+++ Record set +++
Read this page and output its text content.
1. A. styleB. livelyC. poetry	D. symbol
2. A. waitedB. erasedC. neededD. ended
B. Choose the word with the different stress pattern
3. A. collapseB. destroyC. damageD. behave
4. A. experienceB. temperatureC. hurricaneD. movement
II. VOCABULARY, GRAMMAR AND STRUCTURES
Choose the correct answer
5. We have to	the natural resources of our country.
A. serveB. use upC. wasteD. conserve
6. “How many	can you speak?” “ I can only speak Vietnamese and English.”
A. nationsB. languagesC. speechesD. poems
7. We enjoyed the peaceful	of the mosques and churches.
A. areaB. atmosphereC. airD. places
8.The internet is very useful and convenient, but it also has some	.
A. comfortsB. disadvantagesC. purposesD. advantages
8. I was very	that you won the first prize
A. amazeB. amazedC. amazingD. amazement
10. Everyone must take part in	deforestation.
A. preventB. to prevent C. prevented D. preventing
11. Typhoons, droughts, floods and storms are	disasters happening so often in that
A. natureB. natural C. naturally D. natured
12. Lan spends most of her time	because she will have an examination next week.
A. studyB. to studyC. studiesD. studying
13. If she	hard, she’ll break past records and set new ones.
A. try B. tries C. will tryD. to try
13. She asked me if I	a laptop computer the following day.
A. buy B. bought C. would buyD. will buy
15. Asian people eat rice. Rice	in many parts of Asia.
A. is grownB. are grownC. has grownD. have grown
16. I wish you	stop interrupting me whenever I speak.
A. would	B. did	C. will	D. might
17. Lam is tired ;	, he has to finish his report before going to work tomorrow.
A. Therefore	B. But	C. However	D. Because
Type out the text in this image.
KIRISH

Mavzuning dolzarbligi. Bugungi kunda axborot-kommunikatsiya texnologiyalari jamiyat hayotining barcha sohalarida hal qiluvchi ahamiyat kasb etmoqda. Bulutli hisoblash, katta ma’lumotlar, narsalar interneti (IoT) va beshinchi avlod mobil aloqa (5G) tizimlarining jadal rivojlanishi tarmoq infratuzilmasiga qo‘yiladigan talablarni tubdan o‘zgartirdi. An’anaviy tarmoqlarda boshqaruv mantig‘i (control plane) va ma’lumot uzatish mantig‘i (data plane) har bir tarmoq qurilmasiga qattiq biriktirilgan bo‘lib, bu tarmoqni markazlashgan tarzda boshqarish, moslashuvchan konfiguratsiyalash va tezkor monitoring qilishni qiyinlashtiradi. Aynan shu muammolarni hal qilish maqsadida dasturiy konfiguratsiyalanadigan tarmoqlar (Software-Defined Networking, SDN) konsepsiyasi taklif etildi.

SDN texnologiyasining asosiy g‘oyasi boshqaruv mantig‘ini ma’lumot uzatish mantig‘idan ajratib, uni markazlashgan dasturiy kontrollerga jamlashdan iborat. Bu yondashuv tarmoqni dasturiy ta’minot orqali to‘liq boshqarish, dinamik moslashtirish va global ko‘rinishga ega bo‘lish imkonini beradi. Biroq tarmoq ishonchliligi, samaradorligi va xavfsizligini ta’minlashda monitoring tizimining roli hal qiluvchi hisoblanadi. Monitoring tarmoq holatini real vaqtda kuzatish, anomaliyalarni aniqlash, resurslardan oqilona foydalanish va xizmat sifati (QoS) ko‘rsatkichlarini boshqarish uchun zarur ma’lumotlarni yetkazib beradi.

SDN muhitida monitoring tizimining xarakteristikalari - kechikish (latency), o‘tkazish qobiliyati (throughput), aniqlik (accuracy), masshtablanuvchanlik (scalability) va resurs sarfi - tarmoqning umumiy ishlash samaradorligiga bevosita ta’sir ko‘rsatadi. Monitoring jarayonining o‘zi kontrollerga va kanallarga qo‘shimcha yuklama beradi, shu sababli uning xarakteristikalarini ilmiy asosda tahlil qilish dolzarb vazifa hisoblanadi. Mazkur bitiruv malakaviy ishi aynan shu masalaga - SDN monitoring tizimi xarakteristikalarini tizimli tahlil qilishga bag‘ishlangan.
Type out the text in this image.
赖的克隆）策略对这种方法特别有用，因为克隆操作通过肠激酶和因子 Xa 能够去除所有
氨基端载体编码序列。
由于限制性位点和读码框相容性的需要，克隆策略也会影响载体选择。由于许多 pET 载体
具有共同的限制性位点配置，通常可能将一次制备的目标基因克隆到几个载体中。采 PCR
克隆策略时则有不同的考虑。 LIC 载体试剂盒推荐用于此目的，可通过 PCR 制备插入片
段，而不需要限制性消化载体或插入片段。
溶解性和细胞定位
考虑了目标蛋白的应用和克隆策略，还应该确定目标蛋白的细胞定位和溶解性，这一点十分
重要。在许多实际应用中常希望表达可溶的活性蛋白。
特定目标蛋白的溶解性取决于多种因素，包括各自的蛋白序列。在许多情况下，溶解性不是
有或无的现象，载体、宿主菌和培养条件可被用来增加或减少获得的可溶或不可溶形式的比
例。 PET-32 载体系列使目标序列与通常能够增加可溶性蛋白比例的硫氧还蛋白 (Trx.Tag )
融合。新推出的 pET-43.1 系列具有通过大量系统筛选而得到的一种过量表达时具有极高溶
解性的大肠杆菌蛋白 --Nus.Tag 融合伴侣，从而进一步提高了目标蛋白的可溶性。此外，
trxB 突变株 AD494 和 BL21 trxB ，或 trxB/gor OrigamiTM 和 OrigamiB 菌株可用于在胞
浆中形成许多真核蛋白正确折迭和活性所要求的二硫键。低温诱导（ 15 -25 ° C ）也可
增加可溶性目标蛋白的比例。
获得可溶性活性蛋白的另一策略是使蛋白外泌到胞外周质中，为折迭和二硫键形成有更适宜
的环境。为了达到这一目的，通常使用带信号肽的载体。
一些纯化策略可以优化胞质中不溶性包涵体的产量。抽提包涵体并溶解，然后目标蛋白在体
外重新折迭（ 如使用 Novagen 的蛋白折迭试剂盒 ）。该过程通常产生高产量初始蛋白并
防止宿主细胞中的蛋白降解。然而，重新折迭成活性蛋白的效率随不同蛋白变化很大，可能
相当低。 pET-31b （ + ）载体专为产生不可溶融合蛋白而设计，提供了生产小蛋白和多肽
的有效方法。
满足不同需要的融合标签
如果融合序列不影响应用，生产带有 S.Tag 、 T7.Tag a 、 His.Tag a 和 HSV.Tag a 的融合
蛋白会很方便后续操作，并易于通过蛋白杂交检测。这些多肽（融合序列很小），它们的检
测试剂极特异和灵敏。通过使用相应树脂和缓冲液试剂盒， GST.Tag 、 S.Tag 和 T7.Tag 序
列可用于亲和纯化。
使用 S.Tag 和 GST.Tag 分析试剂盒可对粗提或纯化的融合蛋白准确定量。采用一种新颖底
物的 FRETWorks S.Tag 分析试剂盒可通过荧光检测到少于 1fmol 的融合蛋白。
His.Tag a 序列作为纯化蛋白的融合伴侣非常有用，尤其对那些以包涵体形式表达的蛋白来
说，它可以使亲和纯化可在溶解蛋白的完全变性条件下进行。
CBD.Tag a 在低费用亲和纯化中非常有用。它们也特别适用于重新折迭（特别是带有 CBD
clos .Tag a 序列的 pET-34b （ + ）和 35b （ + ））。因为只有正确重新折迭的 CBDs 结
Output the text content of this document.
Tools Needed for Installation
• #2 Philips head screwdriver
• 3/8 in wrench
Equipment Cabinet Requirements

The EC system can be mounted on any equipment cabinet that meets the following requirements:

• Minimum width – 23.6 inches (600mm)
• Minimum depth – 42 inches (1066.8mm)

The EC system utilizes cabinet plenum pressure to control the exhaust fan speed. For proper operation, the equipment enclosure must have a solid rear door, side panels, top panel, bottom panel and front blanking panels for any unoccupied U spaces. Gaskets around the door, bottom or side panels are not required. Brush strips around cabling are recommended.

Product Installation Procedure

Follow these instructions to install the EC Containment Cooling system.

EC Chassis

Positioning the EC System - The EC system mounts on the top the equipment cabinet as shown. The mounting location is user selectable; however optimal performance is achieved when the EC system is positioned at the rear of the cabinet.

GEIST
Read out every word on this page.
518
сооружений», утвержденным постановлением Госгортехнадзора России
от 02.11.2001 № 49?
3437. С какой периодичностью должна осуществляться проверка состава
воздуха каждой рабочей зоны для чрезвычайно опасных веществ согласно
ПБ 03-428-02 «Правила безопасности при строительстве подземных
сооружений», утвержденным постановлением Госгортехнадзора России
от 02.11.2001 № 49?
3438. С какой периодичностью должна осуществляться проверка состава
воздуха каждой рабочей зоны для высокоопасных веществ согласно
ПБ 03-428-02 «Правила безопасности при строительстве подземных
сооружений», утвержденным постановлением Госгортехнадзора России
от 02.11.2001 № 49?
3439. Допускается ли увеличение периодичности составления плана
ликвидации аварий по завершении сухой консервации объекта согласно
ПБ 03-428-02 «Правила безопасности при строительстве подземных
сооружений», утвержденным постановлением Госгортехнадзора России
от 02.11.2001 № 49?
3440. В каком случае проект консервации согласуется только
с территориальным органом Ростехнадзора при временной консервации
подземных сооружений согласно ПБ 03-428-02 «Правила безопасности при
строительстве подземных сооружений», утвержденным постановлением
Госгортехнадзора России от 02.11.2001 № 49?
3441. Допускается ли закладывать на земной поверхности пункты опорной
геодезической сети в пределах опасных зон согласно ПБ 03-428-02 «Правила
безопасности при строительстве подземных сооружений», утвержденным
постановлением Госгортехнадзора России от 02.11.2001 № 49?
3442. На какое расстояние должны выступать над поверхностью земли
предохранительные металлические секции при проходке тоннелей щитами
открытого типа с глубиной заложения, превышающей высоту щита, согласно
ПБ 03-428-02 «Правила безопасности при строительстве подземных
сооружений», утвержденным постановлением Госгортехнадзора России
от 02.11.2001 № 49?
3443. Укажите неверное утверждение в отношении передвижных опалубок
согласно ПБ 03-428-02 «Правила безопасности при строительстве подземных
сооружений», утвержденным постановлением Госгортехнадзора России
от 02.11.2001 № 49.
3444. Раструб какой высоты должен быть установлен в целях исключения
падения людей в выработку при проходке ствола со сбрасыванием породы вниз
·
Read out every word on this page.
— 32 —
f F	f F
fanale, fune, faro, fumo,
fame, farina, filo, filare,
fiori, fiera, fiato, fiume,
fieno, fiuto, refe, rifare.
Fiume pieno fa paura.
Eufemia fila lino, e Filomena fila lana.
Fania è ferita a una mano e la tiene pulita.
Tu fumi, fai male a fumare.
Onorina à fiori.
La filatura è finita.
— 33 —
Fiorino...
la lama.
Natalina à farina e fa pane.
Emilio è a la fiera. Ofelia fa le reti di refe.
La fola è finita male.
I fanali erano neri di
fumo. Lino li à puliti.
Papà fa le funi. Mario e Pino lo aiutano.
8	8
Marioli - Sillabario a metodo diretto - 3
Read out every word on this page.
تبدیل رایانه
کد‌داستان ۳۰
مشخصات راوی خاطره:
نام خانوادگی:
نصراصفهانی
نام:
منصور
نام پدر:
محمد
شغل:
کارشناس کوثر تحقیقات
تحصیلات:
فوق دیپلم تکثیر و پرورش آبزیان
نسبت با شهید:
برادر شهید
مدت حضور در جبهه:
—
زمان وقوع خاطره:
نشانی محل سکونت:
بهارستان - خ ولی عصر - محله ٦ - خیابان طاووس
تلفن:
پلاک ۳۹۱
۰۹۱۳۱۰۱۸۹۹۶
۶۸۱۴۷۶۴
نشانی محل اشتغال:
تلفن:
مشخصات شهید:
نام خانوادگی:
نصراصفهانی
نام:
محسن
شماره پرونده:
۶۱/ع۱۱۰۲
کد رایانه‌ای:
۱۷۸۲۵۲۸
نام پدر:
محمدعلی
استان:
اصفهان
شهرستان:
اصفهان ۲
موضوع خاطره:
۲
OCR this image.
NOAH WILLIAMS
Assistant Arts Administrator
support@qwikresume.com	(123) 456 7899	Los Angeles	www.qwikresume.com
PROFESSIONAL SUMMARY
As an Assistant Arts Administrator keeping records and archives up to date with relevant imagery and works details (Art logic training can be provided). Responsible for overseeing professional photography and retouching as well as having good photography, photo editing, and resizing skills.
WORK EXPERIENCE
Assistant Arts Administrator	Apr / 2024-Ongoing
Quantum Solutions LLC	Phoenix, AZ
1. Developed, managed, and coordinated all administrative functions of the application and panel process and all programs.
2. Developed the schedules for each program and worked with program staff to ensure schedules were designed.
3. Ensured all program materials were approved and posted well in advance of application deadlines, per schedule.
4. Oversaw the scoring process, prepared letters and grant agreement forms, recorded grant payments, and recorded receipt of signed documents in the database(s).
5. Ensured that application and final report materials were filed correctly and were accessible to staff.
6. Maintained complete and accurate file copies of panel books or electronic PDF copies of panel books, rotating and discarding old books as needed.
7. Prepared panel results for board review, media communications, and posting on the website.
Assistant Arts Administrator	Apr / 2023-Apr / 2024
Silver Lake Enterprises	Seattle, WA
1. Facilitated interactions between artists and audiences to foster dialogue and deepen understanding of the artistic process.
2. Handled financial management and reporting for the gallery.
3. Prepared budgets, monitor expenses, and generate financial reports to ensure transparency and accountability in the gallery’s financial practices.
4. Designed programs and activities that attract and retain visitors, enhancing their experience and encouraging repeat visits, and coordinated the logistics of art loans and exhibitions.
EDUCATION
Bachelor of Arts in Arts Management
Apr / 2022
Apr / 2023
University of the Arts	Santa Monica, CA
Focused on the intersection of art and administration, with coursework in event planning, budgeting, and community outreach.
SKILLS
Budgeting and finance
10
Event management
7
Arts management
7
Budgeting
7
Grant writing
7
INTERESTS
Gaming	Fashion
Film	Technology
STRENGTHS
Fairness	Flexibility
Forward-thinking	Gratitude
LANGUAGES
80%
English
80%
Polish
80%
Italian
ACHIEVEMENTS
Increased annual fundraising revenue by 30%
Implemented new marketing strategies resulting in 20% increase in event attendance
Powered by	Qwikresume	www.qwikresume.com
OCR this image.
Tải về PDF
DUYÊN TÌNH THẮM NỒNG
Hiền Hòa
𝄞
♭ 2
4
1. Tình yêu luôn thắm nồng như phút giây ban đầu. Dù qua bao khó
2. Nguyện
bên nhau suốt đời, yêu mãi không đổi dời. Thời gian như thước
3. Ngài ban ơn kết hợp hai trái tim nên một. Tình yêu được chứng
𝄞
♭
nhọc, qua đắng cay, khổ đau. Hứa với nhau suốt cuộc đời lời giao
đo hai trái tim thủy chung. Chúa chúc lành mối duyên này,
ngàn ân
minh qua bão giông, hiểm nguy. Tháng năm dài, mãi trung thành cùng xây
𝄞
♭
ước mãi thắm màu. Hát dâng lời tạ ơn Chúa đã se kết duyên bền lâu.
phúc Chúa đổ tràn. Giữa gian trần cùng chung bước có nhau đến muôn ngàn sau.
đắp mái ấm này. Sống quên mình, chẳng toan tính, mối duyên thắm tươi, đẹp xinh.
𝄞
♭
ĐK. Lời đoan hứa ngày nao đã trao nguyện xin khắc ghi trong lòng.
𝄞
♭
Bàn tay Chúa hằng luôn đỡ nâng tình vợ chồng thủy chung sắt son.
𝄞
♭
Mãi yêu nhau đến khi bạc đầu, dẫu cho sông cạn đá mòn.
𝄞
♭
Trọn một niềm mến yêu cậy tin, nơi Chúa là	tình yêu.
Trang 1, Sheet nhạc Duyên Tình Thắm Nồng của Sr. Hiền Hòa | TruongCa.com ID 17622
+++
**Aim:**
Select the lines that carry the string "English" and copy them.

**Solution to the exercise:**
6. “How many	can you speak?” “ I can only speak Vietnamese and English.”
English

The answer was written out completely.